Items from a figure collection

──────────

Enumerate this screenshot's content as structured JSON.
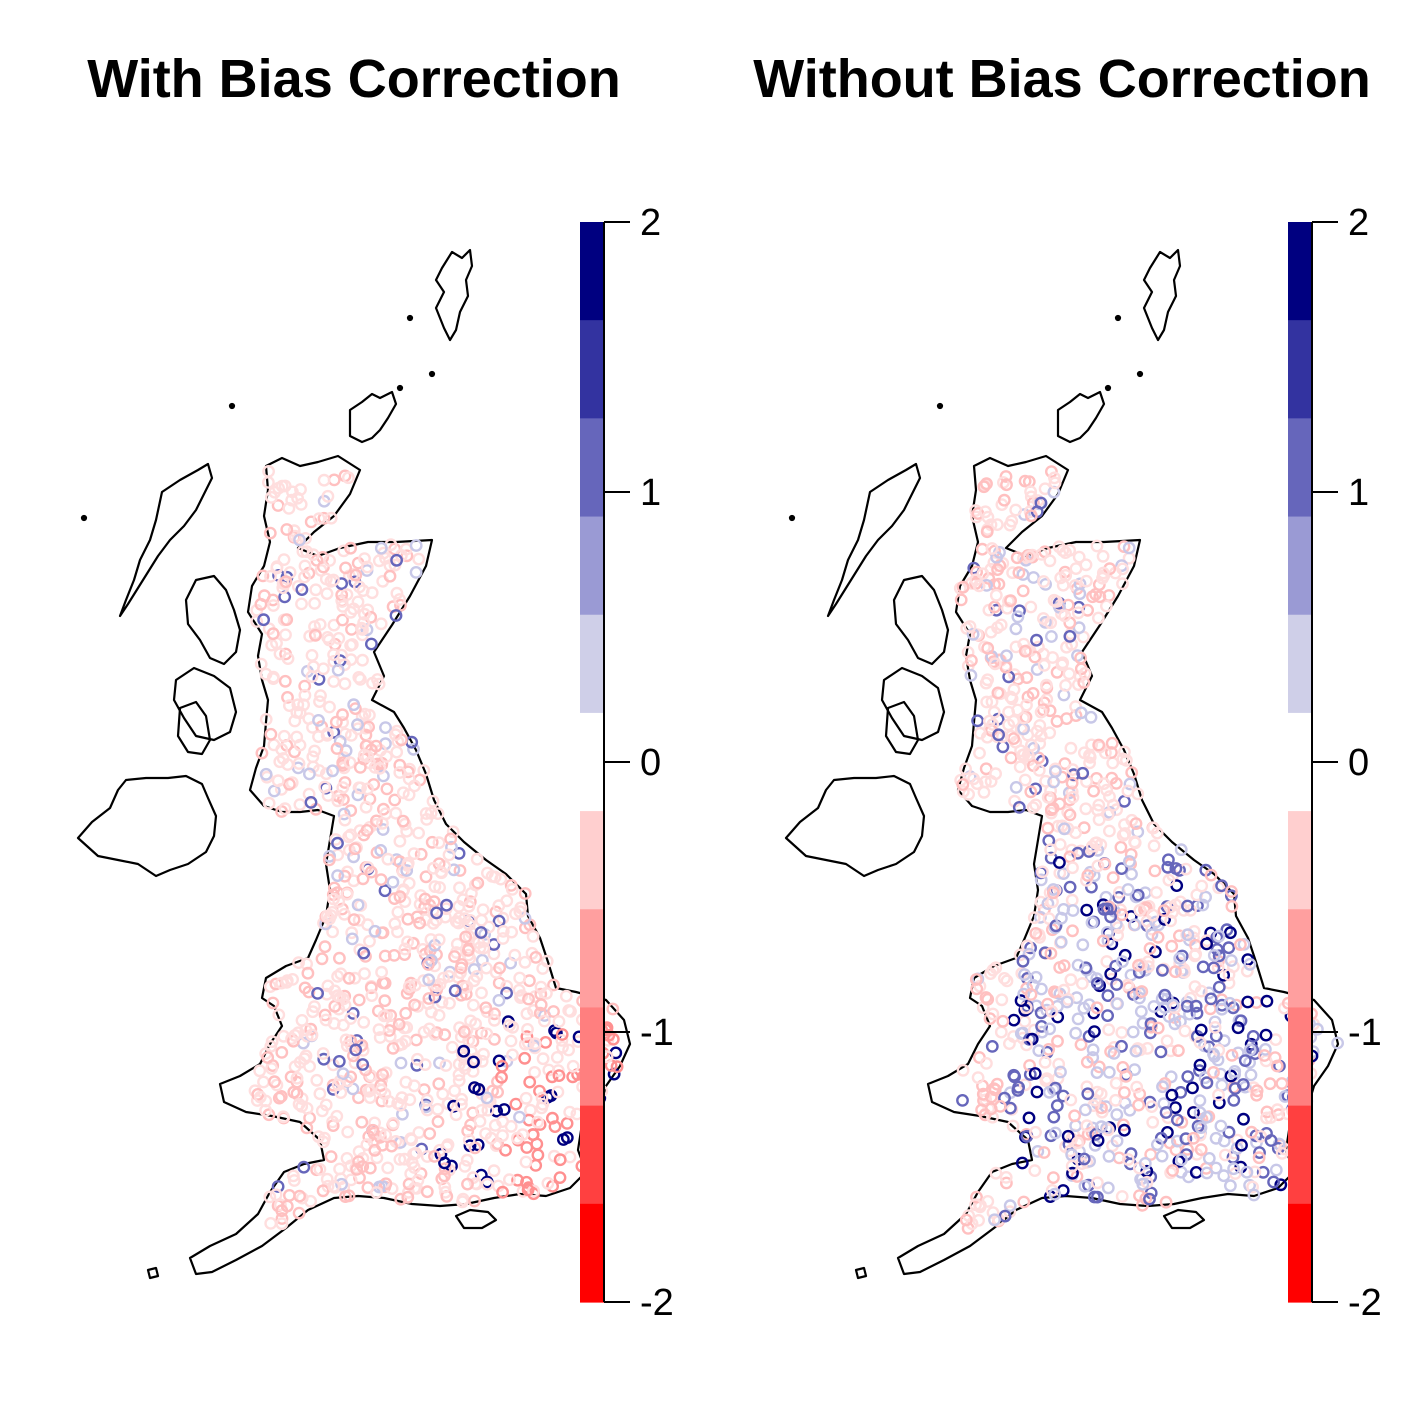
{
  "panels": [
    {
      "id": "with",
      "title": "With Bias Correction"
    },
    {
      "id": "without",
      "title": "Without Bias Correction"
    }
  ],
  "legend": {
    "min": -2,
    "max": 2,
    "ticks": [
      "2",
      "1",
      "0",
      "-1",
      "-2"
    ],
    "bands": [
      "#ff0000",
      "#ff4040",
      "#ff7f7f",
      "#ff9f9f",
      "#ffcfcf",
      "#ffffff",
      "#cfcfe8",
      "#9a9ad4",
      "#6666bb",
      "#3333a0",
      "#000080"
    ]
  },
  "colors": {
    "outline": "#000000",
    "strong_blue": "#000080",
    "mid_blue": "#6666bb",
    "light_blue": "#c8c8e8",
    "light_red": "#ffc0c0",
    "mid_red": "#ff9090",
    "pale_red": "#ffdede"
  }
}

──────────

● Problem statement: Reproduce the entries exactly. Do not carry over any picture.

● Exercise result:
Enumerate this screenshot's content as structured JSON.
{
  "panels": [
    {
      "id": "with",
      "title": "With Bias Correction"
    },
    {
      "id": "without",
      "title": "Without Bias Correction"
    }
  ],
  "legend": {
    "min": -2,
    "max": 2,
    "ticks": [
      "2",
      "1",
      "0",
      "-1",
      "-2"
    ],
    "bands": [
      "#ff0000",
      "#ff4040",
      "#ff7f7f",
      "#ff9f9f",
      "#ffcfcf",
      "#ffffff",
      "#cfcfe8",
      "#9a9ad4",
      "#6666bb",
      "#3333a0",
      "#000080"
    ]
  },
  "colors": {
    "outline": "#000000",
    "strong_blue": "#000080",
    "mid_blue": "#6666bb",
    "light_blue": "#c8c8e8",
    "light_red": "#ffc0c0",
    "mid_red": "#ff9090",
    "pale_red": "#ffdede"
  }
}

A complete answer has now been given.